# start of SUPPLIED DATA
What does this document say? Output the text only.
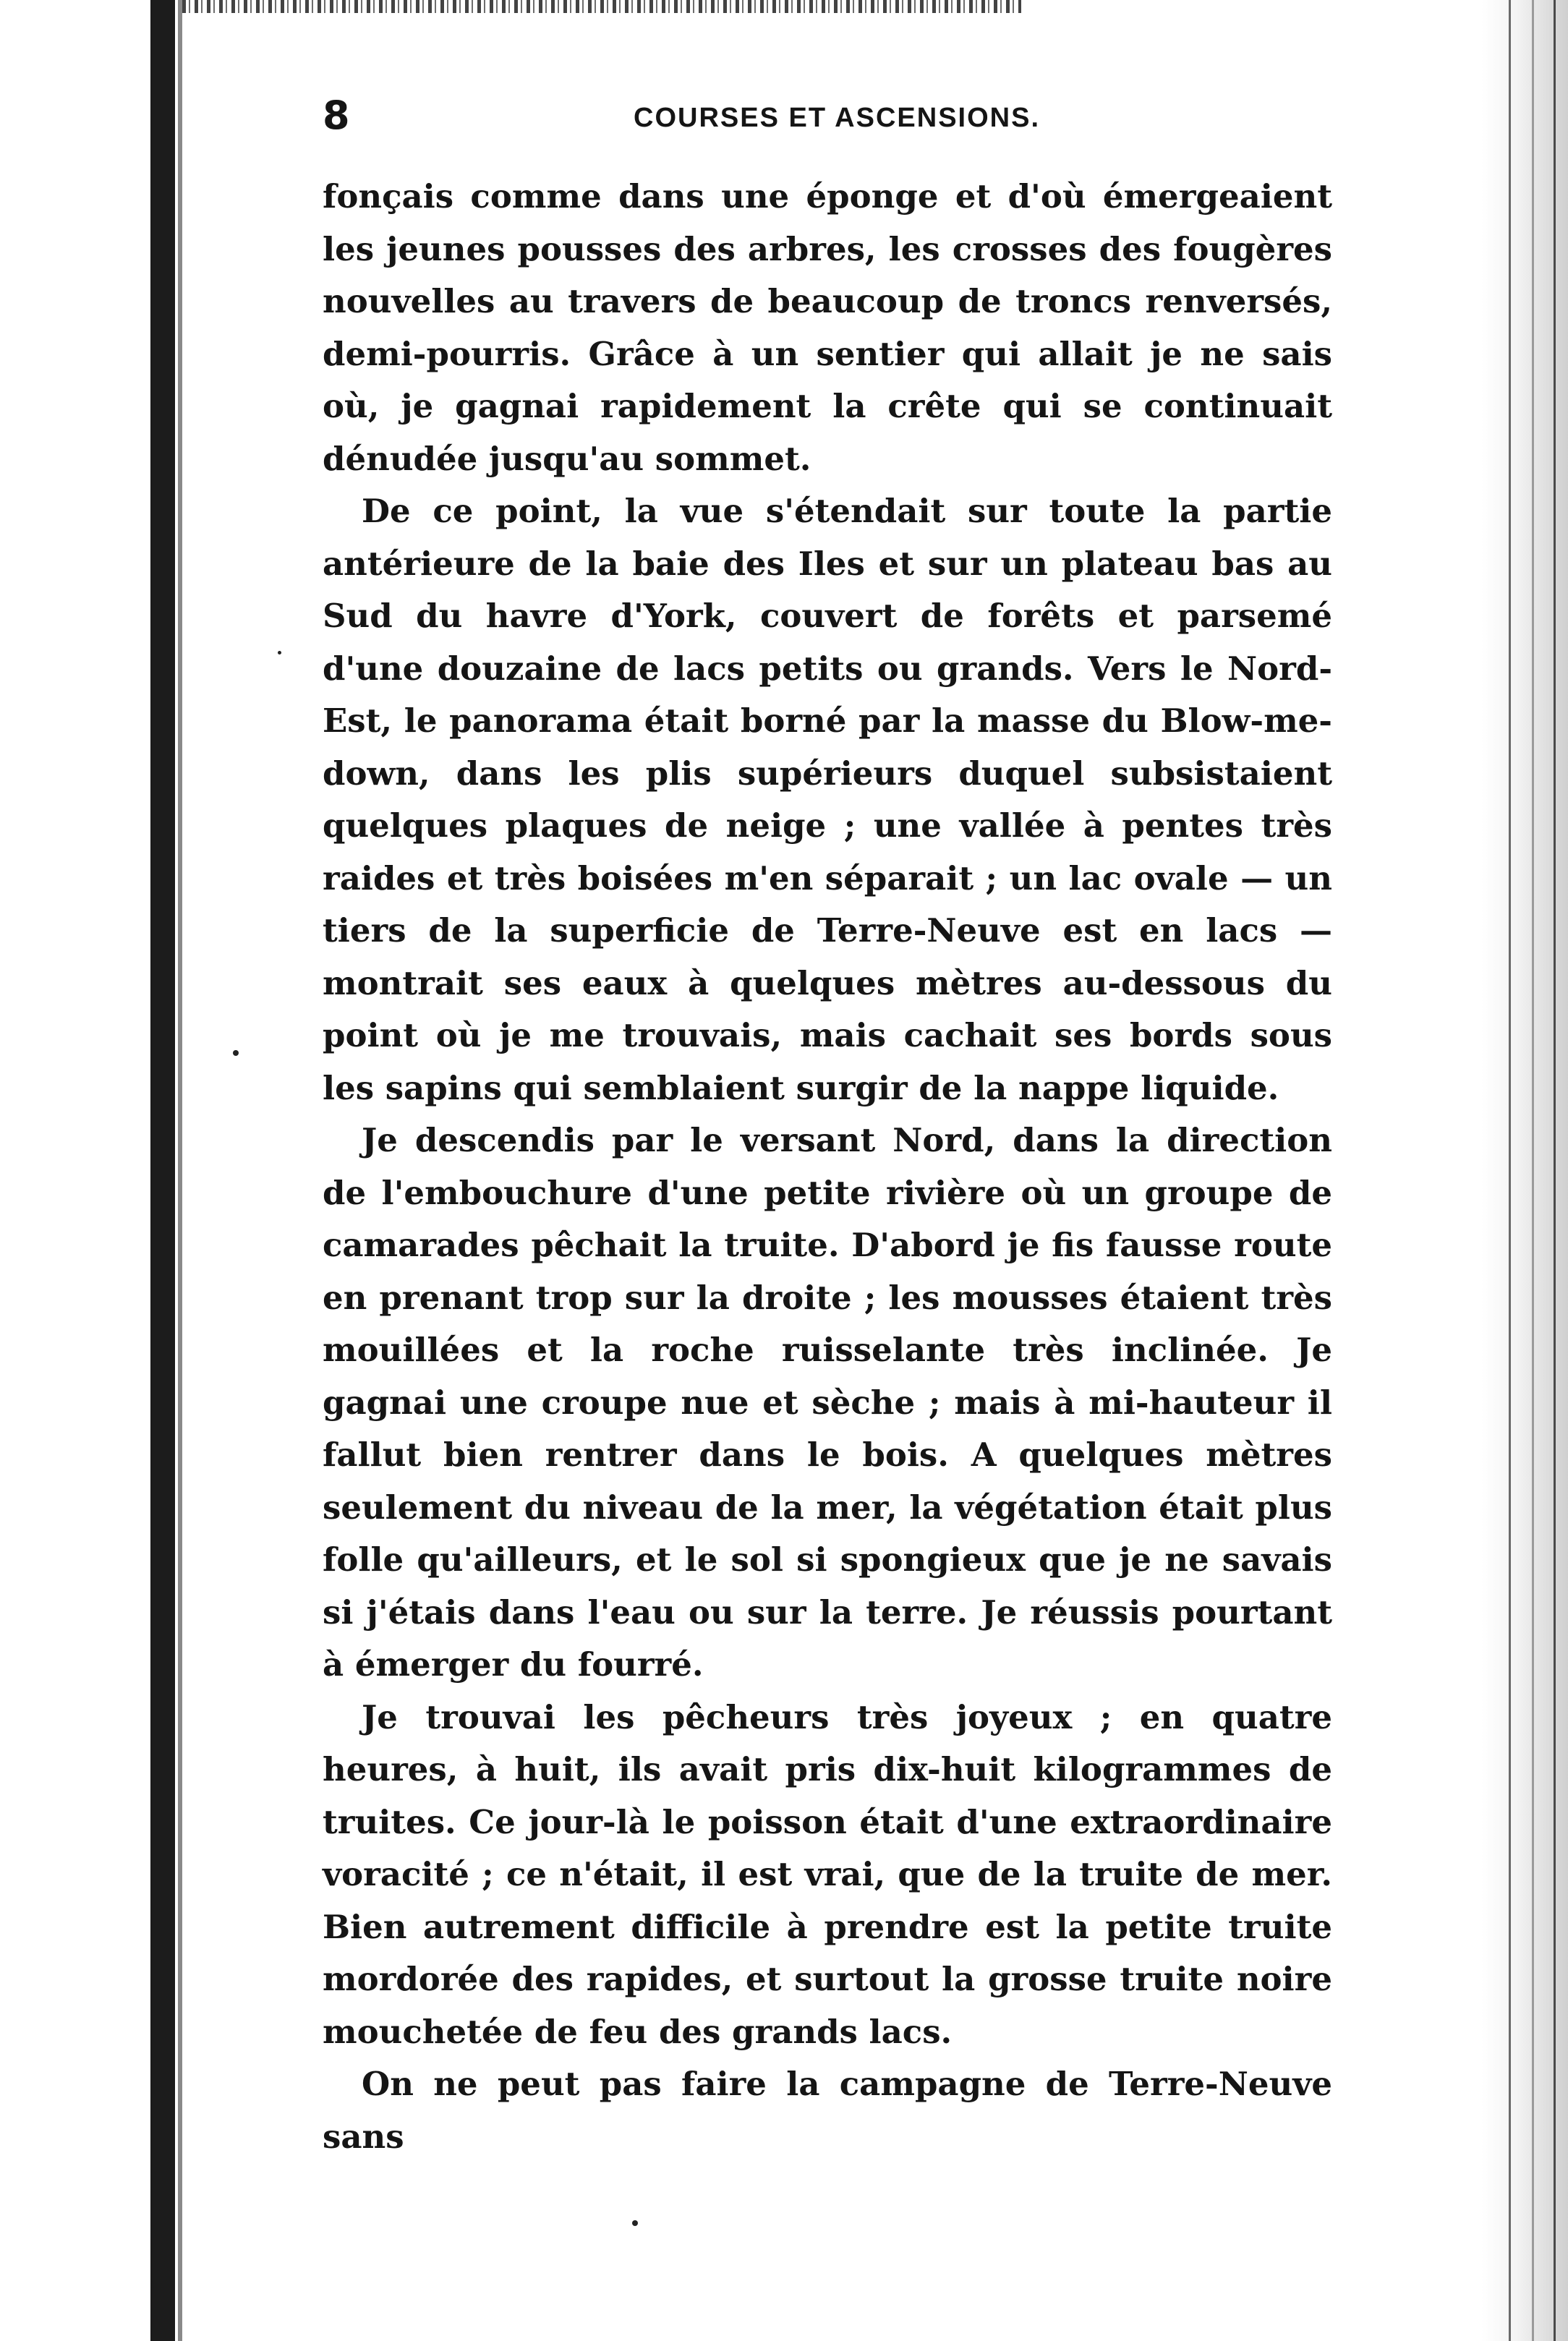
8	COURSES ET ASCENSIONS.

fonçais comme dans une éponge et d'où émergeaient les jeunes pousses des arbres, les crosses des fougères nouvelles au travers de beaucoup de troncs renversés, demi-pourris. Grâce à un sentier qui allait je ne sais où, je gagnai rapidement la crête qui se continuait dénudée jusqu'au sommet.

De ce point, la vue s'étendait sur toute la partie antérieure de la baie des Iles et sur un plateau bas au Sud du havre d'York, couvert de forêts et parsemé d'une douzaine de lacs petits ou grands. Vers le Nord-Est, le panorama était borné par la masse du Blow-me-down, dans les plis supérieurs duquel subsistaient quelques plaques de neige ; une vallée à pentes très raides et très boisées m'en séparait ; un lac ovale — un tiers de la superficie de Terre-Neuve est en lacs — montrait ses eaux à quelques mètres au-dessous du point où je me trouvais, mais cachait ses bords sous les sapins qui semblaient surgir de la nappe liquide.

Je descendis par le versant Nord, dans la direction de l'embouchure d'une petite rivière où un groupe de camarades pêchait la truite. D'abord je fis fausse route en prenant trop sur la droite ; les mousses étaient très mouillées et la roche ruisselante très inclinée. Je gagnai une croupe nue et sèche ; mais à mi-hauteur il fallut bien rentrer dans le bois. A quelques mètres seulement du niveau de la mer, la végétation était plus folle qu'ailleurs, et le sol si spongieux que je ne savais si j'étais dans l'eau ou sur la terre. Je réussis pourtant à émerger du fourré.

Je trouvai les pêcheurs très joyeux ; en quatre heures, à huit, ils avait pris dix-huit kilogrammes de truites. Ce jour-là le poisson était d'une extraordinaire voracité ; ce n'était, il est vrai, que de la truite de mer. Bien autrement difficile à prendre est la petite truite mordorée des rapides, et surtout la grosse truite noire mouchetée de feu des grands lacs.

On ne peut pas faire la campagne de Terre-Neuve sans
# end of SUPPLIED DATA
GIVEN PROBLEM
Return all of the entries exactly as written, but drop any pictures they hold.

THE ANSWER
What does this document say? Output the text only.
8	COURSES ET ASCENSIONS.

fonçais comme dans une éponge et d'où émergeaient les jeunes pousses des arbres, les crosses des fougères nouvelles au travers de beaucoup de troncs renversés, demi-pourris. Grâce à un sentier qui allait je ne sais où, je gagnai rapidement la crête qui se continuait dénudée jusqu'au sommet.

De ce point, la vue s'étendait sur toute la partie antérieure de la baie des Iles et sur un plateau bas au Sud du havre d'York, couvert de forêts et parsemé d'une douzaine de lacs petits ou grands. Vers le Nord-Est, le panorama était borné par la masse du Blow-me-down, dans les plis supérieurs duquel subsistaient quelques plaques de neige ; une vallée à pentes très raides et très boisées m'en séparait ; un lac ovale — un tiers de la superficie de Terre-Neuve est en lacs — montrait ses eaux à quelques mètres au-dessous du point où je me trouvais, mais cachait ses bords sous les sapins qui semblaient surgir de la nappe liquide.

Je descendis par le versant Nord, dans la direction de l'embouchure d'une petite rivière où un groupe de camarades pêchait la truite. D'abord je fis fausse route en prenant trop sur la droite ; les mousses étaient très mouillées et la roche ruisselante très inclinée. Je gagnai une croupe nue et sèche ; mais à mi-hauteur il fallut bien rentrer dans le bois. A quelques mètres seulement du niveau de la mer, la végétation était plus folle qu'ailleurs, et le sol si spongieux que je ne savais si j'étais dans l'eau ou sur la terre. Je réussis pourtant à émerger du fourré.

Je trouvai les pêcheurs très joyeux ; en quatre heures, à huit, ils avait pris dix-huit kilogrammes de truites. Ce jour-là le poisson était d'une extraordinaire voracité ; ce n'était, il est vrai, que de la truite de mer. Bien autrement difficile à prendre est la petite truite mordorée des rapides, et surtout la grosse truite noire mouchetée de feu des grands lacs.

On ne peut pas faire la campagne de Terre-Neuve sans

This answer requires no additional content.